**Brief:** Leave every picture out and write out the records below exactly.

——

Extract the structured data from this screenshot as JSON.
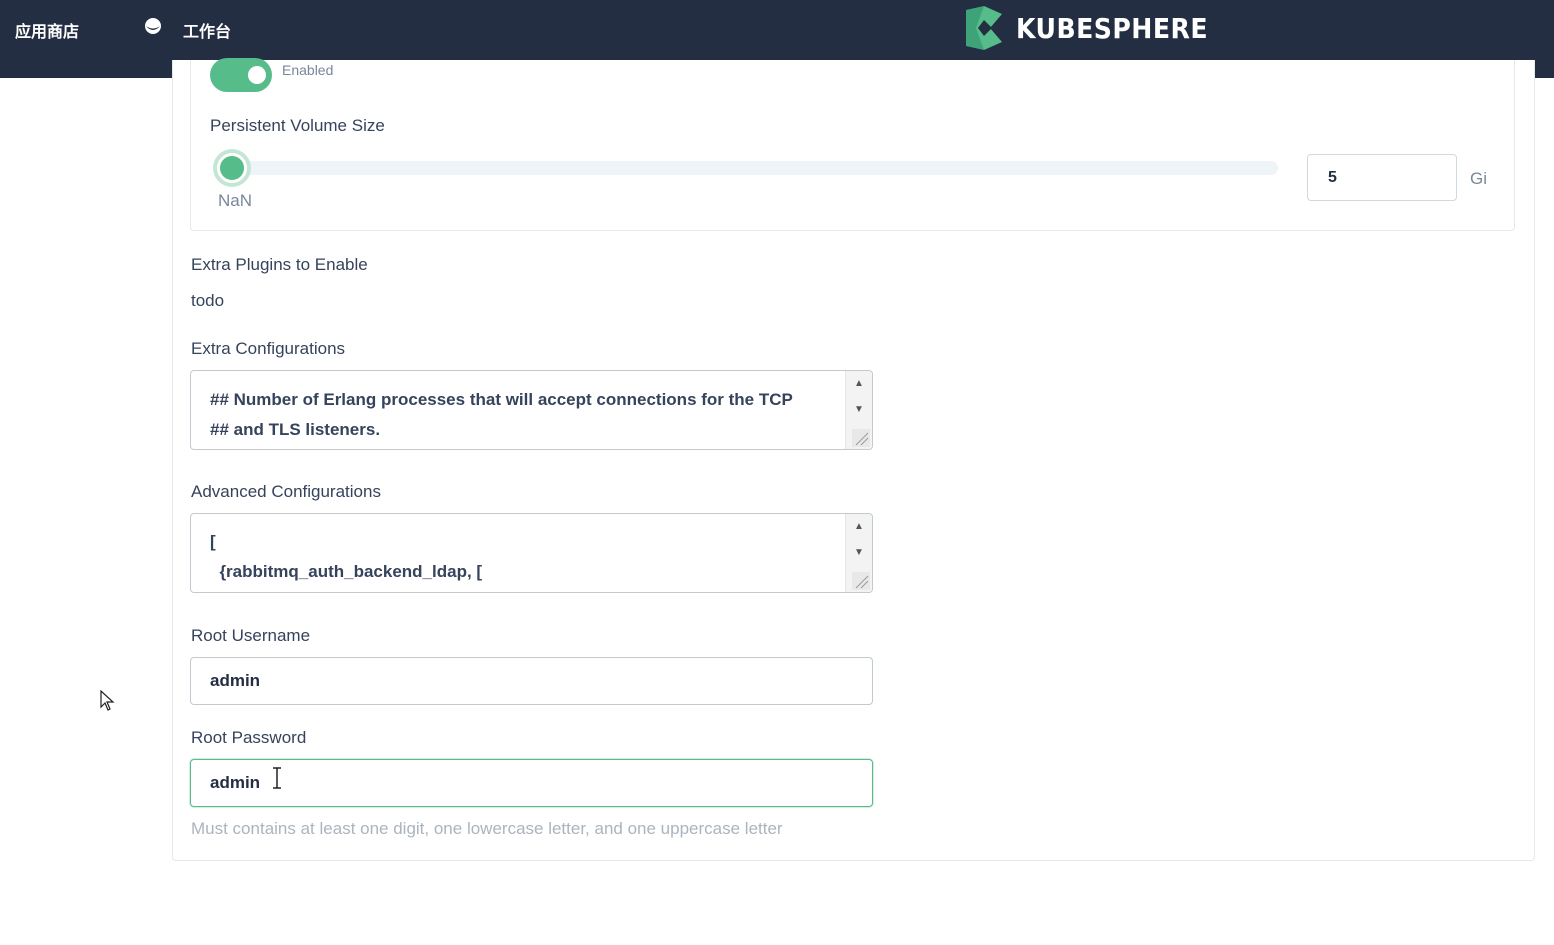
{
  "topbar": {
    "app_store": "应用商店",
    "workbench": "工作台",
    "logo_text": "KUBESPHERE",
    "colors": {
      "background": "#242e42",
      "logo_green": "#55bc8a"
    }
  },
  "persistence": {
    "toggle_label": "Enabled",
    "toggle_on": true,
    "volume_size_label": "Persistent Volume Size",
    "slider_mark": "NaN",
    "slider_value_fraction": 0,
    "size_value": "5",
    "size_unit": "Gi"
  },
  "extra_plugins": {
    "label": "Extra Plugins to Enable",
    "value": "todo"
  },
  "extra_configurations": {
    "label": "Extra Configurations",
    "lines": [
      "## Number of Erlang processes that will accept connections for the TCP",
      "## and TLS listeners."
    ]
  },
  "advanced_configurations": {
    "label": "Advanced Configurations",
    "lines": [
      "[",
      "  {rabbitmq_auth_backend_ldap, ["
    ]
  },
  "root_username": {
    "label": "Root Username",
    "value": "admin"
  },
  "root_password": {
    "label": "Root Password",
    "value": "admin",
    "hint": "Must contains at least one digit, one lowercase letter, and one uppercase letter"
  },
  "icons": {
    "globe": "globe-icon",
    "logo": "kubesphere-logo-icon",
    "text_cursor": "ibeam-cursor-icon",
    "mouse_pointer": "mouse-pointer-icon"
  }
}
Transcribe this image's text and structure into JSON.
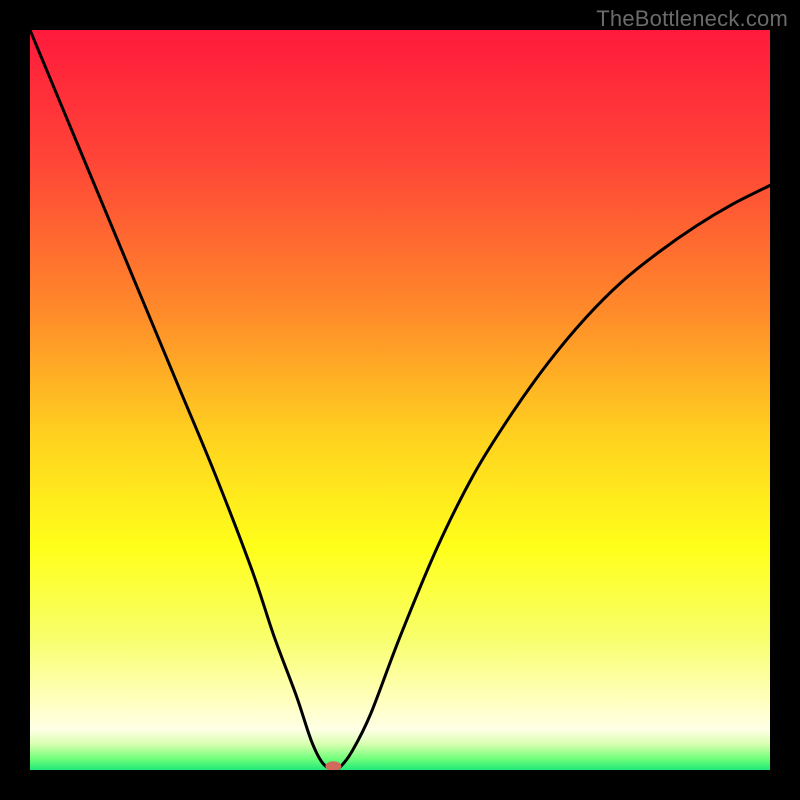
{
  "watermark": "TheBottleneck.com",
  "chart_data": {
    "type": "line",
    "title": "",
    "xlabel": "",
    "ylabel": "",
    "xlim": [
      0,
      100
    ],
    "ylim": [
      0,
      100
    ],
    "grid": false,
    "legend": false,
    "background_gradient": {
      "stops": [
        {
          "pos": 0.0,
          "color": "#ff1a3c"
        },
        {
          "pos": 0.18,
          "color": "#ff4637"
        },
        {
          "pos": 0.38,
          "color": "#ff8a2a"
        },
        {
          "pos": 0.55,
          "color": "#ffd21f"
        },
        {
          "pos": 0.7,
          "color": "#ffff1a"
        },
        {
          "pos": 0.82,
          "color": "#f8ff6a"
        },
        {
          "pos": 0.9,
          "color": "#ffffb8"
        },
        {
          "pos": 0.945,
          "color": "#ffffe6"
        },
        {
          "pos": 0.965,
          "color": "#d8ffb0"
        },
        {
          "pos": 0.985,
          "color": "#6fff7a"
        },
        {
          "pos": 1.0,
          "color": "#20e87a"
        }
      ]
    },
    "series": [
      {
        "name": "bottleneck-curve",
        "type": "line",
        "x": [
          0,
          5,
          10,
          15,
          20,
          25,
          30,
          33,
          36,
          38,
          39.5,
          41,
          42,
          43.5,
          46,
          50,
          55,
          60,
          65,
          70,
          75,
          80,
          85,
          90,
          95,
          100
        ],
        "y": [
          100,
          88,
          76,
          64,
          52,
          40,
          27,
          18,
          10,
          4,
          1,
          0,
          0.5,
          2.5,
          7.5,
          18,
          30,
          40,
          48,
          55,
          61,
          66,
          70,
          73.5,
          76.5,
          79
        ]
      }
    ],
    "marker": {
      "name": "bottleneck-minimum",
      "x": 41,
      "y": 0.5,
      "color": "#d06a5a",
      "rx": 8,
      "ry": 5
    }
  }
}
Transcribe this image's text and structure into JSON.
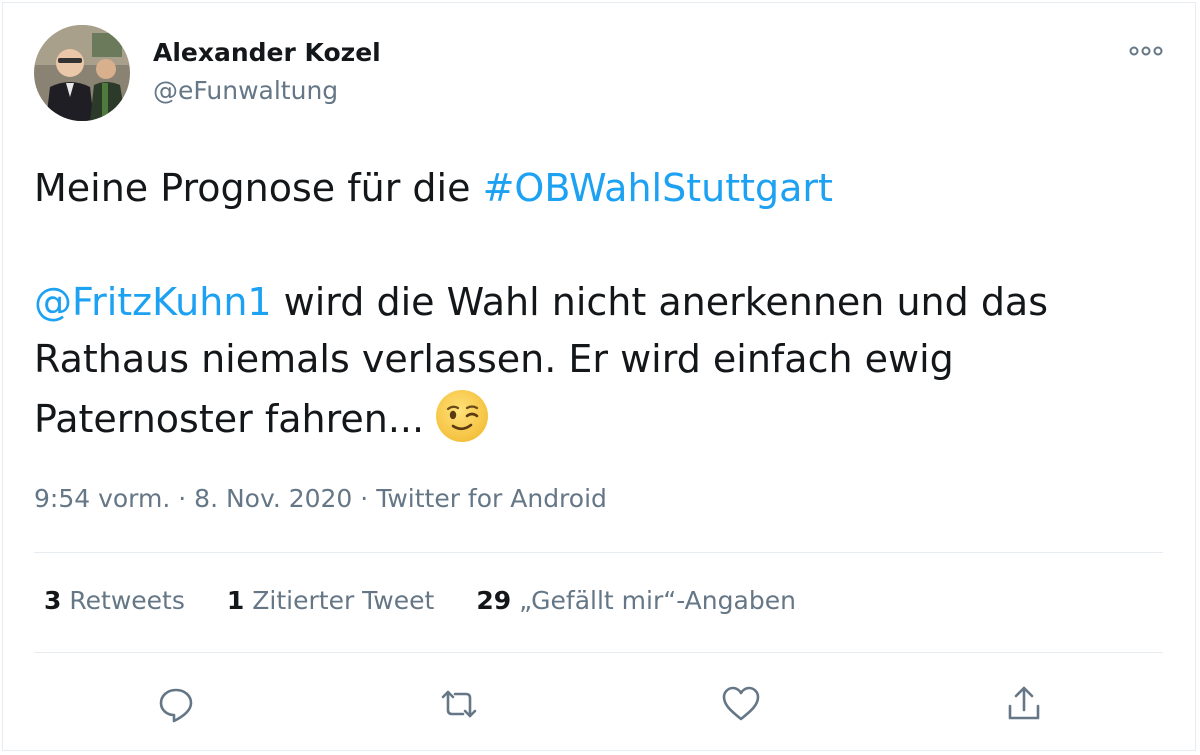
{
  "author": {
    "name": "Alexander Kozel",
    "handle": "@eFunwaltung",
    "avatar_icon": "profile-photo"
  },
  "more_icon": "more-options-icon",
  "tweet": {
    "line1_prefix": "Meine Prognose für die ",
    "hashtag": "#OBWahlStuttgart",
    "mention": "@FritzKuhn1",
    "body_after_mention": " wird die Wahl nicht anerkennen und das Rathaus niemals verlassen. Er wird einfach ewig Paternoster fahren...",
    "emoji_icon": "winking-face-emoji"
  },
  "meta": {
    "time": "9:54 vorm.",
    "sep1": " · ",
    "date": "8. Nov. 2020",
    "sep2": " · ",
    "source": "Twitter for Android"
  },
  "stats": {
    "retweets": {
      "count": "3",
      "label": "Retweets"
    },
    "quotes": {
      "count": "1",
      "label": "Zitierter Tweet"
    },
    "likes": {
      "count": "29",
      "label": "„Gefällt mir“-Angaben"
    }
  },
  "actions": {
    "reply_icon": "reply-icon",
    "retweet_icon": "retweet-icon",
    "like_icon": "heart-icon",
    "share_icon": "share-icon"
  },
  "colors": {
    "link": "#1da1f2",
    "secondary_text": "#657786",
    "primary_text": "#14171a",
    "divider": "#e6ecf0"
  }
}
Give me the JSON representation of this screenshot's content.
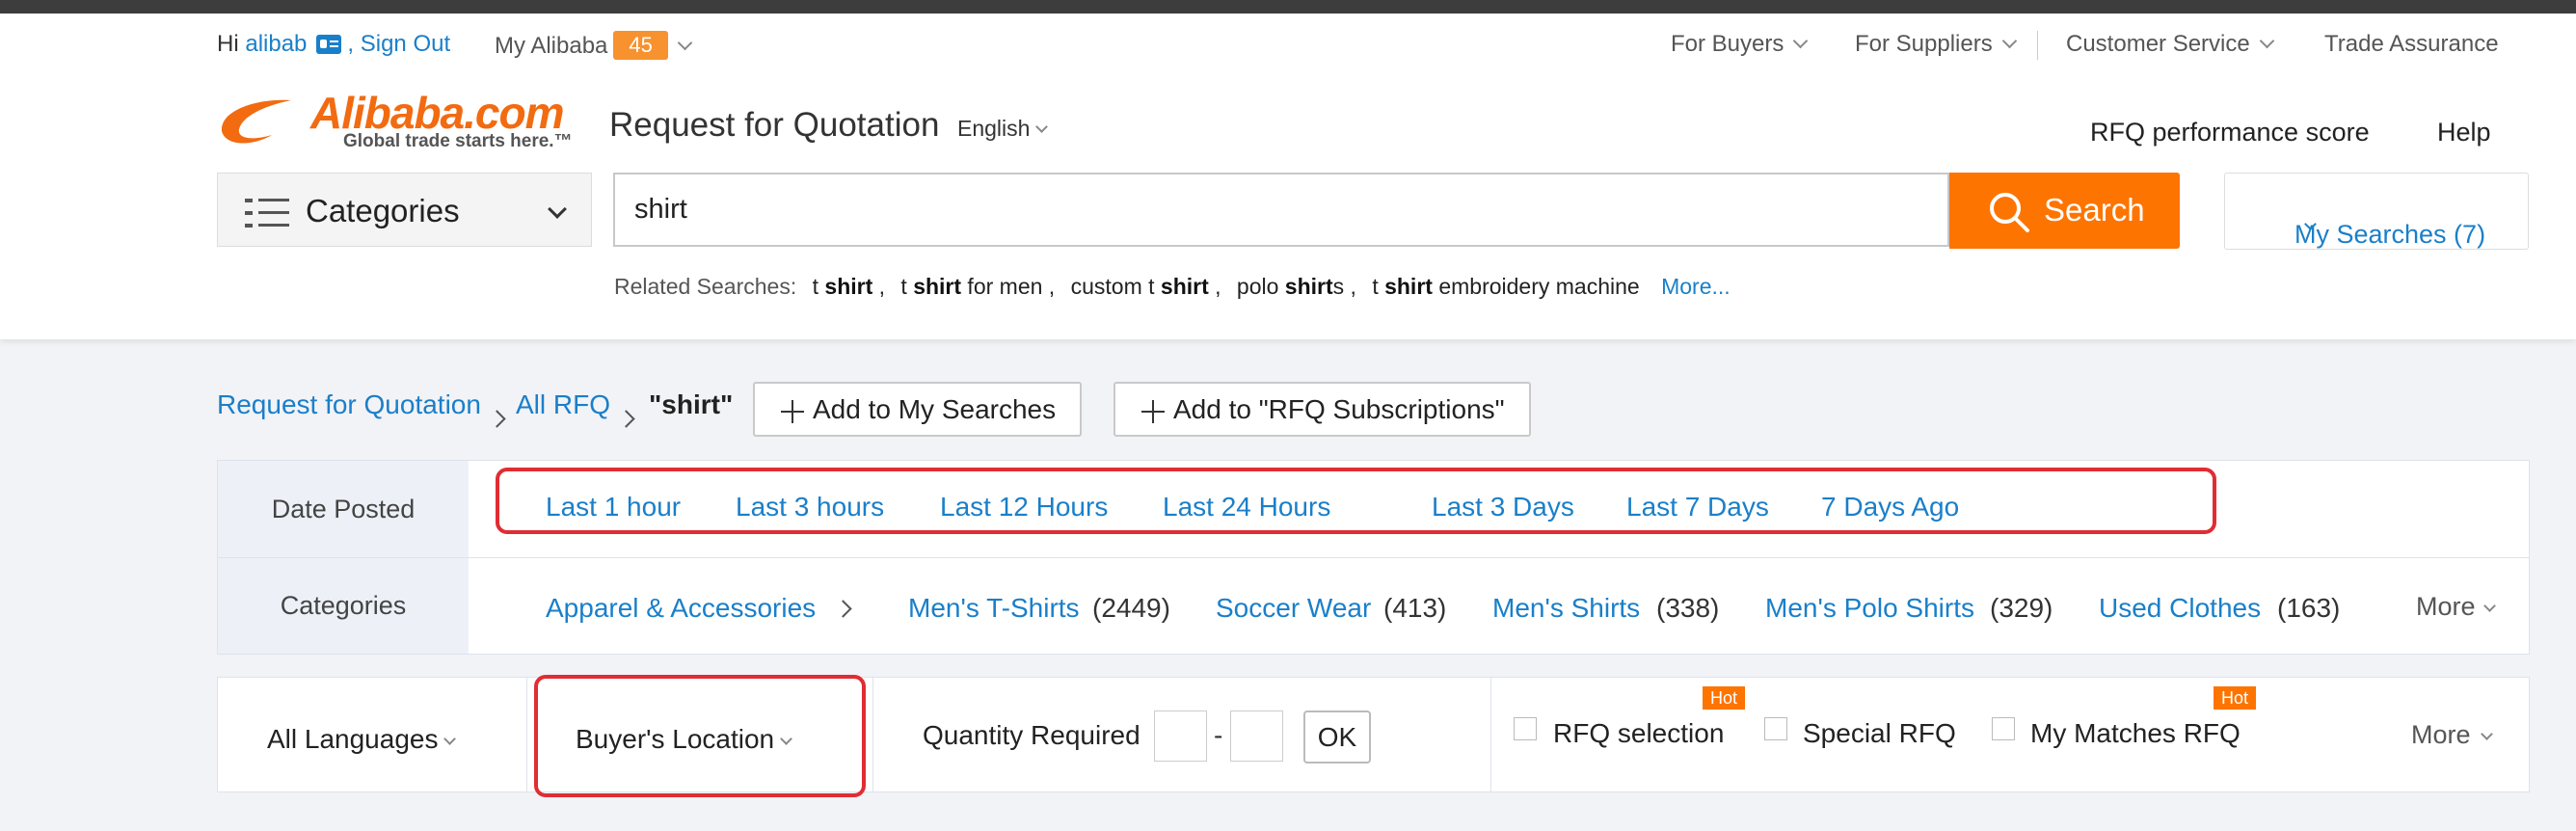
{
  "topbar": {
    "greeting": "Hi",
    "username": "alibab",
    "sign_out": ", Sign Out",
    "my_alibaba": "My Alibaba",
    "badge_count": "45",
    "nav": [
      "For Buyers",
      "For Suppliers",
      "Customer Service",
      "Trade Assurance"
    ]
  },
  "logo": {
    "wordmark": "Alibaba.com",
    "tagline": "Global trade starts here.™"
  },
  "header": {
    "title": "Request for Quotation",
    "language": "English",
    "performance": "RFQ performance score",
    "help": "Help"
  },
  "search": {
    "categories_label": "Categories",
    "query": "shirt",
    "button": "Search",
    "my_searches": "My Searches (7)"
  },
  "related": {
    "label": "Related Searches:",
    "items": [
      {
        "pre": "t ",
        "bold": "shirt",
        "post": " ,"
      },
      {
        "pre": "t ",
        "bold": "shirt",
        "post": " for men ,"
      },
      {
        "pre": "custom t ",
        "bold": "shirt",
        "post": " ,"
      },
      {
        "pre": "polo ",
        "bold": "shirt",
        "post": "s ,"
      },
      {
        "pre": "t ",
        "bold": "shirt",
        "post": " embroidery machine"
      }
    ],
    "more": "More..."
  },
  "breadcrumb": {
    "root": "Request for Quotation",
    "all": "All RFQ",
    "current": "\"shirt\"",
    "add_searches": "Add to My Searches",
    "add_subs": "Add to \"RFQ Subscriptions\""
  },
  "filters": {
    "date_label": "Date Posted",
    "dates": [
      "Last 1 hour",
      "Last 3 hours",
      "Last 12 Hours",
      "Last 24 Hours",
      "Last 3 Days",
      "Last 7 Days",
      "7 Days Ago"
    ],
    "categories_label": "Categories",
    "parent_category": "Apparel & Accessories",
    "categories": [
      {
        "name": "Men's T-Shirts",
        "count": "(2449)"
      },
      {
        "name": "Soccer Wear",
        "count": "(413)"
      },
      {
        "name": "Men's Shirts",
        "count": "(338)"
      },
      {
        "name": "Men's Polo Shirts",
        "count": "(329)"
      },
      {
        "name": "Used Clothes",
        "count": "(163)"
      }
    ],
    "more": "More"
  },
  "filters2": {
    "languages": "All Languages",
    "location": "Buyer's Location",
    "quantity_label": "Quantity Required",
    "dash": "-",
    "ok": "OK",
    "checks": [
      {
        "label": "RFQ selection",
        "hot": "Hot"
      },
      {
        "label": "Special RFQ",
        "hot": ""
      },
      {
        "label": "My Matches RFQ",
        "hot": "Hot"
      }
    ],
    "more": "More"
  },
  "colors": {
    "accent": "#fe7400",
    "link": "#1a7fc9",
    "highlight": "#e02d33"
  }
}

——

**Result:**
Extract the structured data from this screenshot as JSON.
{
  "topbar": {
    "app_store": "应用商店",
    "workbench": "工作台",
    "logo_text": "KUBESPHERE",
    "colors": {
      "background": "#242e42",
      "logo_green": "#55bc8a"
    }
  },
  "persistence": {
    "toggle_label": "Enabled",
    "toggle_on": true,
    "volume_size_label": "Persistent Volume Size",
    "slider_mark": "NaN",
    "slider_value_fraction": 0,
    "size_value": "5",
    "size_unit": "Gi"
  },
  "extra_plugins": {
    "label": "Extra Plugins to Enable",
    "value": "todo"
  },
  "extra_configurations": {
    "label": "Extra Configurations",
    "lines": [
      "## Number of Erlang processes that will accept connections for the TCP",
      "## and TLS listeners."
    ]
  },
  "advanced_configurations": {
    "label": "Advanced Configurations",
    "lines": [
      "[",
      "  {rabbitmq_auth_backend_ldap, ["
    ]
  },
  "root_username": {
    "label": "Root Username",
    "value": "admin"
  },
  "root_password": {
    "label": "Root Password",
    "value": "admin",
    "hint": "Must contains at least one digit, one lowercase letter, and one uppercase letter"
  },
  "icons": {
    "globe": "globe-icon",
    "logo": "kubesphere-logo-icon",
    "text_cursor": "ibeam-cursor-icon",
    "mouse_pointer": "mouse-pointer-icon"
  }
}
Transcribe this image's text and structure into JSON.
{
  "watermark": "TheBottleneck.com",
  "chart_data": {
    "type": "line",
    "title": "",
    "xlabel": "",
    "ylabel": "",
    "xlim": [
      0,
      100
    ],
    "ylim": [
      0,
      100
    ],
    "grid": false,
    "legend": false,
    "background_gradient": {
      "stops": [
        {
          "pos": 0.0,
          "color": "#ff1a3c"
        },
        {
          "pos": 0.18,
          "color": "#ff4637"
        },
        {
          "pos": 0.38,
          "color": "#ff8a2a"
        },
        {
          "pos": 0.55,
          "color": "#ffd21f"
        },
        {
          "pos": 0.7,
          "color": "#ffff1a"
        },
        {
          "pos": 0.82,
          "color": "#f8ff6a"
        },
        {
          "pos": 0.9,
          "color": "#ffffb8"
        },
        {
          "pos": 0.945,
          "color": "#ffffe6"
        },
        {
          "pos": 0.965,
          "color": "#d8ffb0"
        },
        {
          "pos": 0.985,
          "color": "#6fff7a"
        },
        {
          "pos": 1.0,
          "color": "#20e87a"
        }
      ]
    },
    "series": [
      {
        "name": "bottleneck-curve",
        "type": "line",
        "x": [
          0,
          5,
          10,
          15,
          20,
          25,
          30,
          33,
          36,
          38,
          39.5,
          41,
          42,
          43.5,
          46,
          50,
          55,
          60,
          65,
          70,
          75,
          80,
          85,
          90,
          95,
          100
        ],
        "y": [
          100,
          88,
          76,
          64,
          52,
          40,
          27,
          18,
          10,
          4,
          1,
          0,
          0.5,
          2.5,
          7.5,
          18,
          30,
          40,
          48,
          55,
          61,
          66,
          70,
          73.5,
          76.5,
          79
        ]
      }
    ],
    "marker": {
      "name": "bottleneck-minimum",
      "x": 41,
      "y": 0.5,
      "color": "#d06a5a",
      "rx": 8,
      "ry": 5
    }
  }
}
Transcribe this image's text and structure into JSON.
{
  "author": {
    "name": "Alexander Kozel",
    "handle": "@eFunwaltung",
    "avatar_icon": "profile-photo"
  },
  "more_icon": "more-options-icon",
  "tweet": {
    "line1_prefix": "Meine Prognose für die ",
    "hashtag": "#OBWahlStuttgart",
    "mention": "@FritzKuhn1",
    "body_after_mention": " wird die Wahl nicht anerkennen und das Rathaus niemals verlassen. Er wird einfach ewig Paternoster fahren...",
    "emoji_icon": "winking-face-emoji"
  },
  "meta": {
    "time": "9:54 vorm.",
    "sep1": " · ",
    "date": "8. Nov. 2020",
    "sep2": " · ",
    "source": "Twitter for Android"
  },
  "stats": {
    "retweets": {
      "count": "3",
      "label": "Retweets"
    },
    "quotes": {
      "count": "1",
      "label": "Zitierter Tweet"
    },
    "likes": {
      "count": "29",
      "label": "„Gefällt mir“-Angaben"
    }
  },
  "actions": {
    "reply_icon": "reply-icon",
    "retweet_icon": "retweet-icon",
    "like_icon": "heart-icon",
    "share_icon": "share-icon"
  },
  "colors": {
    "link": "#1da1f2",
    "secondary_text": "#657786",
    "primary_text": "#14171a",
    "divider": "#e6ecf0"
  }
}
Give me the JSON representation of this screenshot's content.
{
  "topbar": {
    "greeting": "Hi",
    "username": "alibab",
    "sign_out": ", Sign Out",
    "my_alibaba": "My Alibaba",
    "badge_count": "45",
    "nav": [
      "For Buyers",
      "For Suppliers",
      "Customer Service",
      "Trade Assurance"
    ]
  },
  "logo": {
    "wordmark": "Alibaba.com",
    "tagline": "Global trade starts here.™"
  },
  "header": {
    "title": "Request for Quotation",
    "language": "English",
    "performance": "RFQ performance score",
    "help": "Help"
  },
  "search": {
    "categories_label": "Categories",
    "query": "shirt",
    "button": "Search",
    "my_searches": "My Searches (7)"
  },
  "related": {
    "label": "Related Searches:",
    "items": [
      {
        "pre": "t ",
        "bold": "shirt",
        "post": " ,"
      },
      {
        "pre": "t ",
        "bold": "shirt",
        "post": " for men ,"
      },
      {
        "pre": "custom t ",
        "bold": "shirt",
        "post": " ,"
      },
      {
        "pre": "polo ",
        "bold": "shirt",
        "post": "s ,"
      },
      {
        "pre": "t ",
        "bold": "shirt",
        "post": " embroidery machine"
      }
    ],
    "more": "More..."
  },
  "breadcrumb": {
    "root": "Request for Quotation",
    "all": "All RFQ",
    "current": "\"shirt\"",
    "add_searches": "Add to My Searches",
    "add_subs": "Add to \"RFQ Subscriptions\""
  },
  "filters": {
    "date_label": "Date Posted",
    "dates": [
      "Last 1 hour",
      "Last 3 hours",
      "Last 12 Hours",
      "Last 24 Hours",
      "Last 3 Days",
      "Last 7 Days",
      "7 Days Ago"
    ],
    "categories_label": "Categories",
    "parent_category": "Apparel & Accessories",
    "categories": [
      {
        "name": "Men's T-Shirts",
        "count": "(2449)"
      },
      {
        "name": "Soccer Wear",
        "count": "(413)"
      },
      {
        "name": "Men's Shirts",
        "count": "(338)"
      },
      {
        "name": "Men's Polo Shirts",
        "count": "(329)"
      },
      {
        "name": "Used Clothes",
        "count": "(163)"
      }
    ],
    "more": "More"
  },
  "filters2": {
    "languages": "All Languages",
    "location": "Buyer's Location",
    "quantity_label": "Quantity Required",
    "dash": "-",
    "ok": "OK",
    "checks": [
      {
        "label": "RFQ selection",
        "hot": "Hot"
      },
      {
        "label": "Special RFQ",
        "hot": ""
      },
      {
        "label": "My Matches RFQ",
        "hot": "Hot"
      }
    ],
    "more": "More"
  },
  "colors": {
    "accent": "#fe7400",
    "link": "#1a7fc9",
    "highlight": "#e02d33"
  }
}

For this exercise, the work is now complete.